#### What the task requires:
Select each line of the records below that contains the string "coordinates" and copy those lines.

===== Supplied data =====

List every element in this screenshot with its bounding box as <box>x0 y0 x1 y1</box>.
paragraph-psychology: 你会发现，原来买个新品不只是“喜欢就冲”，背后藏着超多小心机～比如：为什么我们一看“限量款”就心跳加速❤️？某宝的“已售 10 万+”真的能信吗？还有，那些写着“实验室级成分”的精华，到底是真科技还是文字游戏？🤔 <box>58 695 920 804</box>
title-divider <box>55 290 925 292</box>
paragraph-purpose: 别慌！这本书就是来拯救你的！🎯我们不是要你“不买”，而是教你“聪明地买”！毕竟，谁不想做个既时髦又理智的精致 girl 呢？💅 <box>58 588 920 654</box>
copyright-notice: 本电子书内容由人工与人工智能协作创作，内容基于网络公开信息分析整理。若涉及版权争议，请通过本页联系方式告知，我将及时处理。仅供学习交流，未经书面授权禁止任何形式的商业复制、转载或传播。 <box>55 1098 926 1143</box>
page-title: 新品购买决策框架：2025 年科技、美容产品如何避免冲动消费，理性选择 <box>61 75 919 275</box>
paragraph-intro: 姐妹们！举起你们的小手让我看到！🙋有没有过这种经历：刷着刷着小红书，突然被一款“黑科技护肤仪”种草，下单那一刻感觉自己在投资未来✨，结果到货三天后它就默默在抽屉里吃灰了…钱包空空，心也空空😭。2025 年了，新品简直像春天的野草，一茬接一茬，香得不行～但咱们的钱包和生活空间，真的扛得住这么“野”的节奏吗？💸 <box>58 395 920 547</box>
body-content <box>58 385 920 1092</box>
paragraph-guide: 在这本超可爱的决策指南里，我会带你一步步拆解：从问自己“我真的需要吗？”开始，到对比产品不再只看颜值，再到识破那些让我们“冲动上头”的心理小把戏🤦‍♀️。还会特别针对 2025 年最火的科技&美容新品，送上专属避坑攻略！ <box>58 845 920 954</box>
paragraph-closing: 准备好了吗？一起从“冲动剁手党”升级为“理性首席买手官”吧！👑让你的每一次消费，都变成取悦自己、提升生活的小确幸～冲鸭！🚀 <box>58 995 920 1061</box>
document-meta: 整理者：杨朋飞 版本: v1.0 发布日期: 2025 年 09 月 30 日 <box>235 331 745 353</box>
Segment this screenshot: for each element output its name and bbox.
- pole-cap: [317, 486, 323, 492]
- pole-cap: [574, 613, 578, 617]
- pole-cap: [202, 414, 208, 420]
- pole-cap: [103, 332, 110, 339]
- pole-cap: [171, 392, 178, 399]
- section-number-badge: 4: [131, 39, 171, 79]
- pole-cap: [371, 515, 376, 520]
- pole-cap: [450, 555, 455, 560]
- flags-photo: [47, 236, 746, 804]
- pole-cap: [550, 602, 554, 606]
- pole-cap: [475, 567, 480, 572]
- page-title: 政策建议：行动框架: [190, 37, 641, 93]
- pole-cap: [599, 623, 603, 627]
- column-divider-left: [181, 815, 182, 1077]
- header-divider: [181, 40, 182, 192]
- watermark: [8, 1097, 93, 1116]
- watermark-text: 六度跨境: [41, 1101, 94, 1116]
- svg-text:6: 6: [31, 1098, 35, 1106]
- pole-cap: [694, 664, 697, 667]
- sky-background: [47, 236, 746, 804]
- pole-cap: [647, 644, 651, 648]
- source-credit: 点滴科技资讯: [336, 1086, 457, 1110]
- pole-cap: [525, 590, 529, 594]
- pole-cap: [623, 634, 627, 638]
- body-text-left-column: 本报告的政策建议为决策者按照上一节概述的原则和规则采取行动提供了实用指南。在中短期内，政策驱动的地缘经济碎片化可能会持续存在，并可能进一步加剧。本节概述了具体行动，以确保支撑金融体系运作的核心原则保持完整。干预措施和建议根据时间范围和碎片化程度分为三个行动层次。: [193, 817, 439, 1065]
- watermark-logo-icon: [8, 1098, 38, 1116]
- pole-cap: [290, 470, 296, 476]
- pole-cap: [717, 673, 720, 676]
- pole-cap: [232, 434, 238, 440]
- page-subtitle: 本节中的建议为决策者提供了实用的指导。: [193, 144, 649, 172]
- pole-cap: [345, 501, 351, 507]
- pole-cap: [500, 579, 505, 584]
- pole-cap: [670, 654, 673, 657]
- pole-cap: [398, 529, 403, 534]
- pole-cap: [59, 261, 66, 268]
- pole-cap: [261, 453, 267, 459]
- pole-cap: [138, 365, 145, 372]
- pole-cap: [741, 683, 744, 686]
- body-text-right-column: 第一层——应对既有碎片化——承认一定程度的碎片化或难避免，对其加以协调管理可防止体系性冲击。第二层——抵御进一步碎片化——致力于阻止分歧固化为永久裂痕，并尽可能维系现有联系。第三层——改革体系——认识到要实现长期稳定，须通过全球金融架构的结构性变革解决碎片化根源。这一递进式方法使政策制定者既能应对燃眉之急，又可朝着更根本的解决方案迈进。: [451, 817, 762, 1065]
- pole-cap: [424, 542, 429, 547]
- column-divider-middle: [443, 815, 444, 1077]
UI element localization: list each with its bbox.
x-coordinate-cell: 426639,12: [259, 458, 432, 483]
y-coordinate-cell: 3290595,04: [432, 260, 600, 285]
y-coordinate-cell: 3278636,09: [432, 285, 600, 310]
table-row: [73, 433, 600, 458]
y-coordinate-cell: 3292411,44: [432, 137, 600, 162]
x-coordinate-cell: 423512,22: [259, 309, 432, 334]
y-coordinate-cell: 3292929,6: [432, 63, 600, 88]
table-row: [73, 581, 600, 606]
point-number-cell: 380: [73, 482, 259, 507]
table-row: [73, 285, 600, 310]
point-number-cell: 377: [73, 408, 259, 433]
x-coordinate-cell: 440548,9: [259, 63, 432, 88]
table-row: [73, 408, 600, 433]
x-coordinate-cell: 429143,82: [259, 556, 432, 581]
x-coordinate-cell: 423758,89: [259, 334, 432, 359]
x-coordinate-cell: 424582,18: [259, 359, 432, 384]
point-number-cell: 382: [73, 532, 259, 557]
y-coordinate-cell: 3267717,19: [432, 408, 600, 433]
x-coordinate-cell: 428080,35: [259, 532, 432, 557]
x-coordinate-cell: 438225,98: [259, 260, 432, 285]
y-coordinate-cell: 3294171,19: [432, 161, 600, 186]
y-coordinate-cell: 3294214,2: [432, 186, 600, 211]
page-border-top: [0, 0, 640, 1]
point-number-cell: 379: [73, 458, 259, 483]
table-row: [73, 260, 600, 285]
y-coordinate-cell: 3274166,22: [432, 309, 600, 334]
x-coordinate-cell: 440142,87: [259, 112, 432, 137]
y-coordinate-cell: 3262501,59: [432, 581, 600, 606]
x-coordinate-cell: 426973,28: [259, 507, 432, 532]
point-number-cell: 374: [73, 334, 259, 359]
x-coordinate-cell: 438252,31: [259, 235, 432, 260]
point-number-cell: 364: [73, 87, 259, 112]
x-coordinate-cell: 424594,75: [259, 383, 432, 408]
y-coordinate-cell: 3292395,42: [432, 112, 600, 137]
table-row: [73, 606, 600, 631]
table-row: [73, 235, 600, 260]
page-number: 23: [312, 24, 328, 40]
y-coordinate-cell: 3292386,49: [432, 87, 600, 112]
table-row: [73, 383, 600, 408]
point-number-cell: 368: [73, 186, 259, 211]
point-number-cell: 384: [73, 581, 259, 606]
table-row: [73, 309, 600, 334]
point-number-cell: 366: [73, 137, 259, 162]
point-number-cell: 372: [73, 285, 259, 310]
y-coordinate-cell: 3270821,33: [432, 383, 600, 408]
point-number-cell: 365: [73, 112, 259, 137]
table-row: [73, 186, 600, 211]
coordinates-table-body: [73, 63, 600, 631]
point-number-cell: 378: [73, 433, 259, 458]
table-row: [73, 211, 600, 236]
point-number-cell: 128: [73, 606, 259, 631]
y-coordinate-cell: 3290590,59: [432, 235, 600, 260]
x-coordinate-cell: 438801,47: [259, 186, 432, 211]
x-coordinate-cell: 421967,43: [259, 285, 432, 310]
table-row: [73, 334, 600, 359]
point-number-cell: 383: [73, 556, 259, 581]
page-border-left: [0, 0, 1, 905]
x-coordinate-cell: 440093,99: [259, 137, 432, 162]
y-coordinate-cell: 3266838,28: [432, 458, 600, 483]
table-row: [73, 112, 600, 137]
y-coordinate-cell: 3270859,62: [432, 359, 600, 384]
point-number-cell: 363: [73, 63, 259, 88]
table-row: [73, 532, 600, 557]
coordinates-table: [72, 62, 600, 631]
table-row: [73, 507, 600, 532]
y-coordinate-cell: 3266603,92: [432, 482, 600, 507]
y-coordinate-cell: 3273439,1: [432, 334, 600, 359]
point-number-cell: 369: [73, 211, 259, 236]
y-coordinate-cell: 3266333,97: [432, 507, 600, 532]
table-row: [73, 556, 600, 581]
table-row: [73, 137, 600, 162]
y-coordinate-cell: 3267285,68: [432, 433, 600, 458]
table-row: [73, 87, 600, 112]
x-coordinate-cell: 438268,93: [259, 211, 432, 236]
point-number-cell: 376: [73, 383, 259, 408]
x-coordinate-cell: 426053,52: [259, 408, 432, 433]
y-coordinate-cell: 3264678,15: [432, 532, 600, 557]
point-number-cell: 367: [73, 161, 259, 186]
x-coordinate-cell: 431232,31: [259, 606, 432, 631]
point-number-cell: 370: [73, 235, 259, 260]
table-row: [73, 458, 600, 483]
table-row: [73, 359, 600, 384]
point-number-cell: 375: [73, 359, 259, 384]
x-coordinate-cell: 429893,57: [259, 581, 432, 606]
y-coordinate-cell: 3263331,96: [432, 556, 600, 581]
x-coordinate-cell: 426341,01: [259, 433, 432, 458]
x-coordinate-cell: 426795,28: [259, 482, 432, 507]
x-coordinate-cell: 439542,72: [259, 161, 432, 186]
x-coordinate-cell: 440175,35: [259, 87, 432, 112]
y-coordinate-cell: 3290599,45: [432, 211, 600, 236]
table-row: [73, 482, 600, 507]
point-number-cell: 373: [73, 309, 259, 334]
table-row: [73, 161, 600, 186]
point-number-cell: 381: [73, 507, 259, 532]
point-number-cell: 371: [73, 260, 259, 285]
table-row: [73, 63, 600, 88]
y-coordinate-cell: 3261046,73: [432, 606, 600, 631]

=====

#### Final result:
coordinates-table-body: [73, 63, 600, 631]
coordinates-table: [72, 62, 600, 631]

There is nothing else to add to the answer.